[Stored entries]
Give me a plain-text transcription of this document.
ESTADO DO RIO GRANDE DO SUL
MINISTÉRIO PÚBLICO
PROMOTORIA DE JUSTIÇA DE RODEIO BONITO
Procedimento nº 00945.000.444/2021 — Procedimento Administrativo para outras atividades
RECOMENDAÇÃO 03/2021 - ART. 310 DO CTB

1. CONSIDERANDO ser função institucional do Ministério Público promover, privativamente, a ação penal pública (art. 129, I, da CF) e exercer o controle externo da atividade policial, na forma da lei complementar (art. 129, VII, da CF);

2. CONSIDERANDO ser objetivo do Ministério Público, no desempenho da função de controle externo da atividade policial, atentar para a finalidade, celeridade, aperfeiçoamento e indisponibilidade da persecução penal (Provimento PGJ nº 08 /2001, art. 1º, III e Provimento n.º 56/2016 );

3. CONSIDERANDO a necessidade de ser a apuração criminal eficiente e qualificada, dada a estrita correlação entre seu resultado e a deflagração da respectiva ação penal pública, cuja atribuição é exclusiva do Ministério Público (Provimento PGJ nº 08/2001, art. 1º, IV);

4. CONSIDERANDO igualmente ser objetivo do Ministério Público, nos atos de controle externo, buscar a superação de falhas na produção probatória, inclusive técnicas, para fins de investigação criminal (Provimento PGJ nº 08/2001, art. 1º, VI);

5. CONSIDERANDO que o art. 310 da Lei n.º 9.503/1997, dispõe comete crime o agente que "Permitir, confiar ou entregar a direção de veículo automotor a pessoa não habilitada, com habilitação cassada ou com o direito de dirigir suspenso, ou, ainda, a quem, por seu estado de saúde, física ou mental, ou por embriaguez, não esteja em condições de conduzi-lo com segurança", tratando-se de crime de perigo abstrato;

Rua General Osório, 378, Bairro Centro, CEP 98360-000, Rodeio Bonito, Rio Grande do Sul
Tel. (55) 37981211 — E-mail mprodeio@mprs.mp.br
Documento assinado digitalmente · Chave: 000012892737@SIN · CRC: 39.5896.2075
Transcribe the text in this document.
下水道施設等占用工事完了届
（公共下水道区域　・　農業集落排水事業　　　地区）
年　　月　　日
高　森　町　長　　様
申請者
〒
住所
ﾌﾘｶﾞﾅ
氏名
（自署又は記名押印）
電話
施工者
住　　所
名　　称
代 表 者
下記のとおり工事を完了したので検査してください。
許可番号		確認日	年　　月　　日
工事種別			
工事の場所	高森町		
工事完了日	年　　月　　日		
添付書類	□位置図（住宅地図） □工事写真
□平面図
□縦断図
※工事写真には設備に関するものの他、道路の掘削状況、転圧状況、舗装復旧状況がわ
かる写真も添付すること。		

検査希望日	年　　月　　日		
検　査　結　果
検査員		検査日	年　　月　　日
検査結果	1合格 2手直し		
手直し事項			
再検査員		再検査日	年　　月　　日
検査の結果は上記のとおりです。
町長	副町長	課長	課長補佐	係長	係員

_Exercise goal:_
Using the records above, pull out each line where the word "criminal" occurs.

_Output for this exercise:_
3. CONSIDERANDO a necessidade de ser a apuração criminal eficiente e qualificada, dada a estrita correlação entre seu resultado e a deflagração da respectiva ação penal pública, cuja atribuição é exclusiva do Ministério Público (Provimento PGJ nº 08/2001, art. 1º, IV);
4. CONSIDERANDO igualmente ser objetivo do Ministério Público, nos atos de controle externo, buscar a superação de falhas na produção probatória, inclusive técnicas, para fins de investigação criminal (Provimento PGJ nº 08/2001, art. 1º, VI);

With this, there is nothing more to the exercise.